>> start Extracted data

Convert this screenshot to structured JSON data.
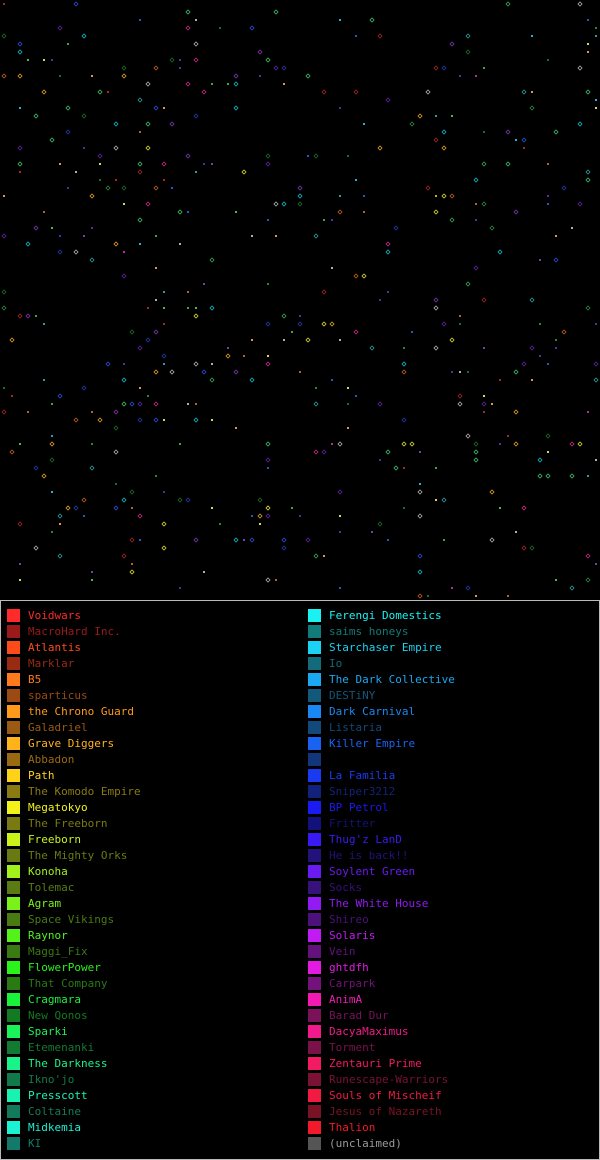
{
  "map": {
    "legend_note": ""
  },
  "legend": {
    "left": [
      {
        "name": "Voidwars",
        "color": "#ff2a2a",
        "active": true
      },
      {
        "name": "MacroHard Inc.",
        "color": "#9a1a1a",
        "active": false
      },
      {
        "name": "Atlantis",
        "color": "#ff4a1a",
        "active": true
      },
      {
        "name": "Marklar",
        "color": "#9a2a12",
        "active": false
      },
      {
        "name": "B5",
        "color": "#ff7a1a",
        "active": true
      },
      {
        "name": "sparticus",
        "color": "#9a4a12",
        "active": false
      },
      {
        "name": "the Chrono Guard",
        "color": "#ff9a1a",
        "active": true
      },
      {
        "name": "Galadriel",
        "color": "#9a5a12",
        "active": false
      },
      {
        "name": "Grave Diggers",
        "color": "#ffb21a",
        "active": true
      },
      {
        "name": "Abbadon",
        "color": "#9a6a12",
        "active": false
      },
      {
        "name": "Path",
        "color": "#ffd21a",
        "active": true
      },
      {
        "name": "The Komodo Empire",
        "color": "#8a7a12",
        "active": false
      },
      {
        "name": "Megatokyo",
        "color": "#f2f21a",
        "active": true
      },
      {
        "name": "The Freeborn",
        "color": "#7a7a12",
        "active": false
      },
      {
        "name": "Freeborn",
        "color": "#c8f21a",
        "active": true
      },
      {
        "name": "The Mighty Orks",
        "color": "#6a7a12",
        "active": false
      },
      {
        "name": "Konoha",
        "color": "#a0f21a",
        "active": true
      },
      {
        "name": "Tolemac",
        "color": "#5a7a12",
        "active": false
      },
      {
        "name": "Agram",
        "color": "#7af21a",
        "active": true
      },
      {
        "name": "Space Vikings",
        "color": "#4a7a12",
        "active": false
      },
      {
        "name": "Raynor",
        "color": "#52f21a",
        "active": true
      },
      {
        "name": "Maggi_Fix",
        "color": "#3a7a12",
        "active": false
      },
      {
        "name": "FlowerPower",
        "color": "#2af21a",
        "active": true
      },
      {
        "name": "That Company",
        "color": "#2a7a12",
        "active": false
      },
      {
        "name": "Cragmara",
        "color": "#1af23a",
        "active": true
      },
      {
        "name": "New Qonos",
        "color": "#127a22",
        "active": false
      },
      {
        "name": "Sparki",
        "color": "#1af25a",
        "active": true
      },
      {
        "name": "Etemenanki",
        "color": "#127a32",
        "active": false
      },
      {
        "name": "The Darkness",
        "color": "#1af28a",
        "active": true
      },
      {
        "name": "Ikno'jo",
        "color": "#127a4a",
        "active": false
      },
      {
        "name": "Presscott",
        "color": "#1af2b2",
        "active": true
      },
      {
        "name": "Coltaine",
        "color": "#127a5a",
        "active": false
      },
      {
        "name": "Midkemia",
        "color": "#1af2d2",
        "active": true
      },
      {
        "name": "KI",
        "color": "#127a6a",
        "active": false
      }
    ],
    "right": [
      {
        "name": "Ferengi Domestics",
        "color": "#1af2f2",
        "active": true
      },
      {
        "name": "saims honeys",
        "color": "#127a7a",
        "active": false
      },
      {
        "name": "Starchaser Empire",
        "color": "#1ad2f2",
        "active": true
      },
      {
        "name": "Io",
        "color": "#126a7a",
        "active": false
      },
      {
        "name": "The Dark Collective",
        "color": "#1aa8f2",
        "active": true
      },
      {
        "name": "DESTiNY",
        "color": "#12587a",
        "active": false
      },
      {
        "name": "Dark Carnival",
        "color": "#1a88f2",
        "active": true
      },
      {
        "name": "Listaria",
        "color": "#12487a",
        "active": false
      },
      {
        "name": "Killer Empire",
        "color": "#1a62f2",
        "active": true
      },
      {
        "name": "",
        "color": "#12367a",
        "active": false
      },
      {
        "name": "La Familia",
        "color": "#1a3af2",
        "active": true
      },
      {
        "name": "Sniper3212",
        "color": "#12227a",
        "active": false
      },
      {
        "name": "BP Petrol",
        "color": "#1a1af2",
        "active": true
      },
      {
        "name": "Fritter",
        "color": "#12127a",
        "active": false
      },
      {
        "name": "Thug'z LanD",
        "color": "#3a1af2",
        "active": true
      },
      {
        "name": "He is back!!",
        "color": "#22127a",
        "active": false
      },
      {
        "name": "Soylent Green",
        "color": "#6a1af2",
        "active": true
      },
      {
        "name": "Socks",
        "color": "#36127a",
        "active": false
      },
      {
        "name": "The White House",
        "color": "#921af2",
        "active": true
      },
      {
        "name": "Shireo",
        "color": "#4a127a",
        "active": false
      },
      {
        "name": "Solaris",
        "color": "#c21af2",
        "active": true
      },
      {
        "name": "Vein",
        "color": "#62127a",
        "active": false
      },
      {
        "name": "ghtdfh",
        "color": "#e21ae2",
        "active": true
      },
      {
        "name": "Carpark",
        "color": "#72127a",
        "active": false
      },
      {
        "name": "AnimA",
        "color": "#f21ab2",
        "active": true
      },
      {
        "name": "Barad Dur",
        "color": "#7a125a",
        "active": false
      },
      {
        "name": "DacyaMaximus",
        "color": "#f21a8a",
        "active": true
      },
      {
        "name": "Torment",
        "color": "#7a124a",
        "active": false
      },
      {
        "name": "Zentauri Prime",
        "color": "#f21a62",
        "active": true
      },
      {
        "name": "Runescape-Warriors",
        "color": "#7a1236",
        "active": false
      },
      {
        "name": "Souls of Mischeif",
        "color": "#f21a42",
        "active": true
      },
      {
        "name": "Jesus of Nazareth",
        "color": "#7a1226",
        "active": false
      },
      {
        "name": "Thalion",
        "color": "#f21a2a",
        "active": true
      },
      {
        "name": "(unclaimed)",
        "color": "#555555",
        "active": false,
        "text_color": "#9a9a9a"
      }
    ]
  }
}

>> end Extracted data
>> start Extracted data

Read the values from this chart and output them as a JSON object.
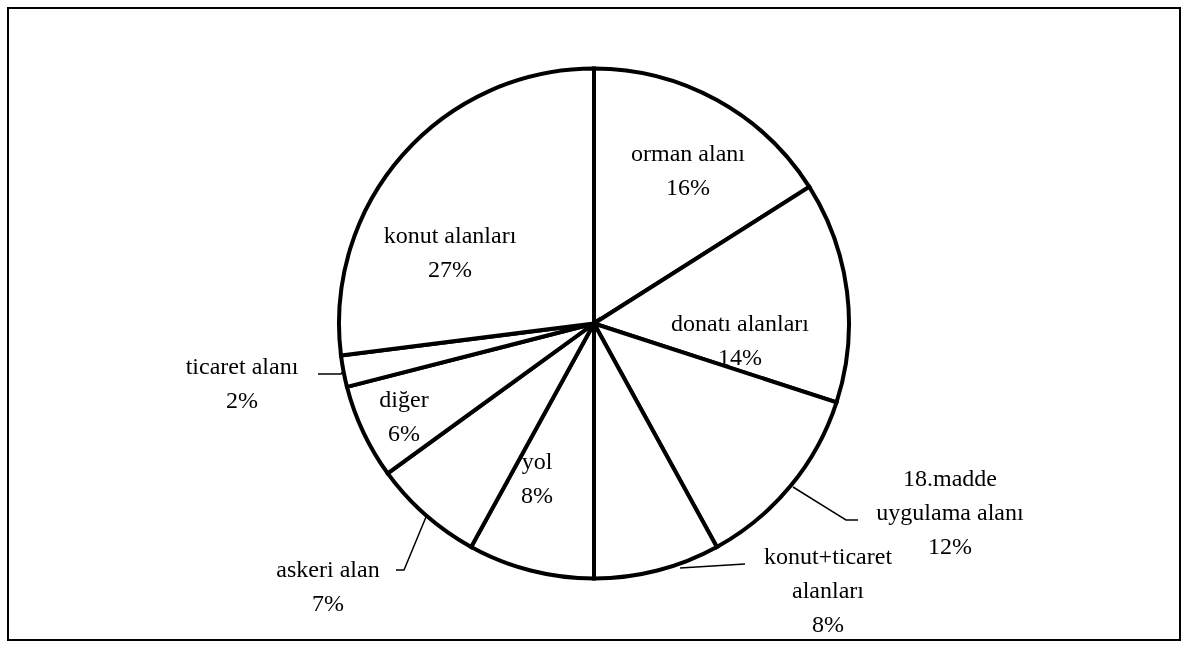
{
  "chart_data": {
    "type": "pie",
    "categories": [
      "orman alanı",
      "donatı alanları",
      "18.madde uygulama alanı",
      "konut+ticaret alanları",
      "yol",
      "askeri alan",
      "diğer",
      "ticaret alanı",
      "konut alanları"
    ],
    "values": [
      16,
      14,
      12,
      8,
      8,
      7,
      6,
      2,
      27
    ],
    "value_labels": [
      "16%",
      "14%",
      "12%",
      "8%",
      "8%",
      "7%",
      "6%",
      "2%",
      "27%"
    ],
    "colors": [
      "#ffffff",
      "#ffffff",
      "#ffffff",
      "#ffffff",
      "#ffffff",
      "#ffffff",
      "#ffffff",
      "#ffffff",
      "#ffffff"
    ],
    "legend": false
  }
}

>> end Extracted data
>> start Extracted data

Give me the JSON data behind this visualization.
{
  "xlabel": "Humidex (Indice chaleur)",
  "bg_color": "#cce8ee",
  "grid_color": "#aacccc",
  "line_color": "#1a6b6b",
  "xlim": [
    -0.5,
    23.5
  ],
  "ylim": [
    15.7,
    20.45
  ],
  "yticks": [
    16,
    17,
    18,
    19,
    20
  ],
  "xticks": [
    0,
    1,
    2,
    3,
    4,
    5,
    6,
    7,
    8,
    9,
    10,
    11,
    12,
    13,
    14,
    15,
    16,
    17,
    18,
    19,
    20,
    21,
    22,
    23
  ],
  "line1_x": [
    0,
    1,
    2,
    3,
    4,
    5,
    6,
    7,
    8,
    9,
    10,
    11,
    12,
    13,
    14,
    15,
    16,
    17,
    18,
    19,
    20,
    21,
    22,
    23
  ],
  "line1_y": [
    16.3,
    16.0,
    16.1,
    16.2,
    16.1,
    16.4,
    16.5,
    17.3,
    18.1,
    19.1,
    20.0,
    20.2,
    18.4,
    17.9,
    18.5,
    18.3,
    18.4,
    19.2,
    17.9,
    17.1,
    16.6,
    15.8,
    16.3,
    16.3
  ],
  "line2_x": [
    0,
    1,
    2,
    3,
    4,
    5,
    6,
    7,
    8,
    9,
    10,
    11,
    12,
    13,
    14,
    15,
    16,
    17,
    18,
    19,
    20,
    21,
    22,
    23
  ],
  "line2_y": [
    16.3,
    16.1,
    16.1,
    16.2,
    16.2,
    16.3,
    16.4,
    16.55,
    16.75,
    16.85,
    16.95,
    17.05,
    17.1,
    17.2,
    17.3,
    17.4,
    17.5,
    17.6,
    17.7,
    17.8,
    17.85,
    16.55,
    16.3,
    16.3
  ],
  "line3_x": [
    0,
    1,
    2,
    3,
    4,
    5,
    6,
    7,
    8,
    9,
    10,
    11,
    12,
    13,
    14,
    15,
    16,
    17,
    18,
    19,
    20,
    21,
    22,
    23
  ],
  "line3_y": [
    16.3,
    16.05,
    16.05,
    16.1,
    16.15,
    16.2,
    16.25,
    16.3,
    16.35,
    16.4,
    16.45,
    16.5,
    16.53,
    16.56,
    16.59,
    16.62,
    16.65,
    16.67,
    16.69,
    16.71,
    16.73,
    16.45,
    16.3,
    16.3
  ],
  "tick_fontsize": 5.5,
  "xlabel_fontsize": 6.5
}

>> end Extracted data

Objective
Every line that holds the string "Empire" should be returned.

Solution for this exercise
        "name": "The Komodo Empire",
        "name": "Starchaser Empire",
        "name": "Killer Empire",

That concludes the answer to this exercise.